### Short problem
Examine the records and identify each line that includes the string "marker". Copy those lines.

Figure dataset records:
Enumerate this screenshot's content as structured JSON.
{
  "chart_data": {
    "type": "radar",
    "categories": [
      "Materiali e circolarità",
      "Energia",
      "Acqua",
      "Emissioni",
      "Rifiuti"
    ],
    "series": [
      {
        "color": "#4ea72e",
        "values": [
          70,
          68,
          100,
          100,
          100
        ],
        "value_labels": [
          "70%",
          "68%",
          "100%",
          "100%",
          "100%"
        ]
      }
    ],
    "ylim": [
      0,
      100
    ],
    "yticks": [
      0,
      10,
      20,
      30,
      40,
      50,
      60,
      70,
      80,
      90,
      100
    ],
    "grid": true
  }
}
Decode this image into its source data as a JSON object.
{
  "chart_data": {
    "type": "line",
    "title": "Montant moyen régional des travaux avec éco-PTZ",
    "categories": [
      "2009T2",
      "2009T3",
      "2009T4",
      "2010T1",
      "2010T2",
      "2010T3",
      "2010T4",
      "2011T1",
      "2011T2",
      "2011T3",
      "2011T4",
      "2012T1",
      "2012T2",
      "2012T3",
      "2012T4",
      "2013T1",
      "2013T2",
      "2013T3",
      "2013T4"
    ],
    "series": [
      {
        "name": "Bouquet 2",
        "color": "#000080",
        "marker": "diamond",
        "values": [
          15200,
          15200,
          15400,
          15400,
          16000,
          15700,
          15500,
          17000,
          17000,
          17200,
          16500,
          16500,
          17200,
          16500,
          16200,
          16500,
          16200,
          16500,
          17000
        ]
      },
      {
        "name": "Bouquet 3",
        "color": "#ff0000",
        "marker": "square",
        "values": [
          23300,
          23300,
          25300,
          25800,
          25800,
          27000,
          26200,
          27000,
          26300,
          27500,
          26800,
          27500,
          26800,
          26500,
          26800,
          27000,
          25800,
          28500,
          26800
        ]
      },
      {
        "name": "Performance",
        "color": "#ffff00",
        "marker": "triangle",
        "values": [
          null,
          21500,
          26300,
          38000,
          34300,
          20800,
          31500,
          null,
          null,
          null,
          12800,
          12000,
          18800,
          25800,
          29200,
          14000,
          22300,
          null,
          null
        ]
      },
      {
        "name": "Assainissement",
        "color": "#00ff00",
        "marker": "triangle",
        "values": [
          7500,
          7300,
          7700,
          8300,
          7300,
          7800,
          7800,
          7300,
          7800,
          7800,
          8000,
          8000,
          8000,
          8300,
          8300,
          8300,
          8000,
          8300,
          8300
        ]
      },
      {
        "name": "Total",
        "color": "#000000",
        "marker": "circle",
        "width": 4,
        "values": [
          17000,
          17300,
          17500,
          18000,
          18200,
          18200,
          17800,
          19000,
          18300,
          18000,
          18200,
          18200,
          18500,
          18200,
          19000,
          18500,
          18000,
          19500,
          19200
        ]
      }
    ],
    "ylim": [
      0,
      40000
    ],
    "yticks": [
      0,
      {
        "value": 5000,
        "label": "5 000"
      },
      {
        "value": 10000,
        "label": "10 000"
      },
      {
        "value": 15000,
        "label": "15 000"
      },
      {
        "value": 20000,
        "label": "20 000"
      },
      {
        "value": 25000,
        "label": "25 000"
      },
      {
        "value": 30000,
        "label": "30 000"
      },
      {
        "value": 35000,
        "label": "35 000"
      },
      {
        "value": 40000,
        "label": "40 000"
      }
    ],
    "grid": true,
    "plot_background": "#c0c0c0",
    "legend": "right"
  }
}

### Written answer
        "marker": "diamond",
        "marker": "square",
        "marker": "triangle",
        "marker": "triangle",
        "marker": "circle",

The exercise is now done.